Data listing
══════════════════════════════
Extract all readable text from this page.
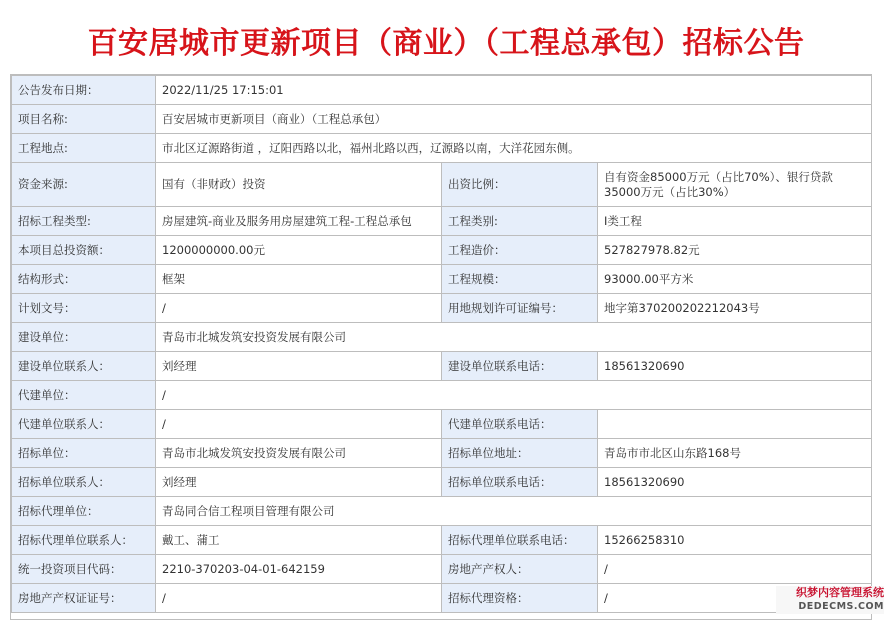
百安居城市更新项目（商业）（工程总承包）招标公告
公告发布日期：	2022/11/25 17:15:01		
项目名称:	百安居城市更新项目（商业）（工程总承包）		
工程地点:	市北区辽源路街道 ，辽阳西路以北，福州北路以西，辽源路以南，大洋花园东侧。		
资金来源:	国有（非财政）投资	出资比例：	自有资金85000万元（占比70%）、银行贷款35000万元（占比30%）
招标工程类型:	房屋建筑-商业及服务用房屋建筑工程-工程总承包	工程类别:	Ⅰ类工程
本项目总投资额：	1200000000.00元	工程造价：	527827978.82元
结构形式：	框架	工程规模：	93000.00平方米
计划文号：	/	用地规划许可证编号：	地字第370200202212043号
建设单位：	青岛市北城发筑安投资发展有限公司		
建设单位联系人：	刘经理	建设单位联系电话：	18561320690
代建单位：	/		
代建单位联系人：	/	代建单位联系电话：	
招标单位：	青岛市北城发筑安投资发展有限公司	招标单位地址：	青岛市市北区山东路168号
招标单位联系人：	刘经理	招标单位联系电话：	18561320690
招标代理单位：	青岛同合信工程项目管理有限公司		
招标代理单位联系人：	戴工、蒲工	招标代理单位联系电话：	15266258310
统一投资项目代码：	2210-370203-04-01-642159	房地产产权人：	/
房地产产权证证号：	/	招标代理资格：	/	织梦内容管理系统
DEDECMS.COM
══════════════════════════════
- TASK DETAILS: Every entry above is to be set down exactly; the pictures are to be left out.

- RESPONSE TO THIS TASK:
Extract all readable text from this page.
百安居城市更新项目（商业）（工程总承包）招标公告
公告发布日期：	2022/11/25 17:15:01		
项目名称:	百安居城市更新项目（商业）（工程总承包）		
工程地点:	市北区辽源路街道 ，辽阳西路以北，福州北路以西，辽源路以南，大洋花园东侧。		
资金来源:	国有（非财政）投资	出资比例：	自有资金85000万元（占比70%）、银行贷款35000万元（占比30%）
招标工程类型:	房屋建筑-商业及服务用房屋建筑工程-工程总承包	工程类别:	Ⅰ类工程
本项目总投资额：	1200000000.00元	工程造价：	527827978.82元
结构形式：	框架	工程规模：	93000.00平方米
计划文号：	/	用地规划许可证编号：	地字第370200202212043号
建设单位：	青岛市北城发筑安投资发展有限公司		
建设单位联系人：	刘经理	建设单位联系电话：	18561320690
代建单位：	/		
代建单位联系人：	/	代建单位联系电话：	
招标单位：	青岛市北城发筑安投资发展有限公司	招标单位地址：	青岛市市北区山东路168号
招标单位联系人：	刘经理	招标单位联系电话：	18561320690
招标代理单位：	青岛同合信工程项目管理有限公司		
招标代理单位联系人：	戴工、蒲工	招标代理单位联系电话：	15266258310
统一投资项目代码：	2210-370203-04-01-642159	房地产产权人：	/
房地产产权证证号：	/	招标代理资格：	/	织梦内容管理系统
DEDECMS.COM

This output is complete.